## Aim of the exercise
Your task is to copy every line of this material exactly.

═══

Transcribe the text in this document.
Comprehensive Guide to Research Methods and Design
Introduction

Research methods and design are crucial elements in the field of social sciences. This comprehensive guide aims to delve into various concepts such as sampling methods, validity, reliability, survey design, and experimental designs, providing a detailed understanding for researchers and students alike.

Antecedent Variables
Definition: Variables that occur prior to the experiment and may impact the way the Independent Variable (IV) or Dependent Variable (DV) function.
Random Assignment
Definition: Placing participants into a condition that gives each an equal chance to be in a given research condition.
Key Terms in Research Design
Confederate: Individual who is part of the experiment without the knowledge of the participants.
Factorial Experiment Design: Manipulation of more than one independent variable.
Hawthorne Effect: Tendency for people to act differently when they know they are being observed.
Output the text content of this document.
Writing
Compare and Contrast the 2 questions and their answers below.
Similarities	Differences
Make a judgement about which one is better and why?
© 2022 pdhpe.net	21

═══

## Task response
Transcribe the text in this document.
Comprehensive Guide to Research Methods and Design
Introduction

Research methods and design are crucial elements in the field of social sciences. This comprehensive guide aims to delve into various concepts such as sampling methods, validity, reliability, survey design, and experimental designs, providing a detailed understanding for researchers and students alike.

Antecedent Variables
Definition: Variables that occur prior to the experiment and may impact the way the Independent Variable (IV) or Dependent Variable (DV) function.
Random Assignment
Definition: Placing participants into a condition that gives each an equal chance to be in a given research condition.
Key Terms in Research Design
Confederate: Individual who is part of the experiment without the knowledge of the participants.
Factorial Experiment Design: Manipulation of more than one independent variable.
Hawthorne Effect: Tendency for people to act differently when they know they are being observed.
Output the text content of this document.
Writing
Compare and Contrast the 2 questions and their answers below.
Similarities	Differences
Make a judgement about which one is better and why?
© 2022 pdhpe.net	21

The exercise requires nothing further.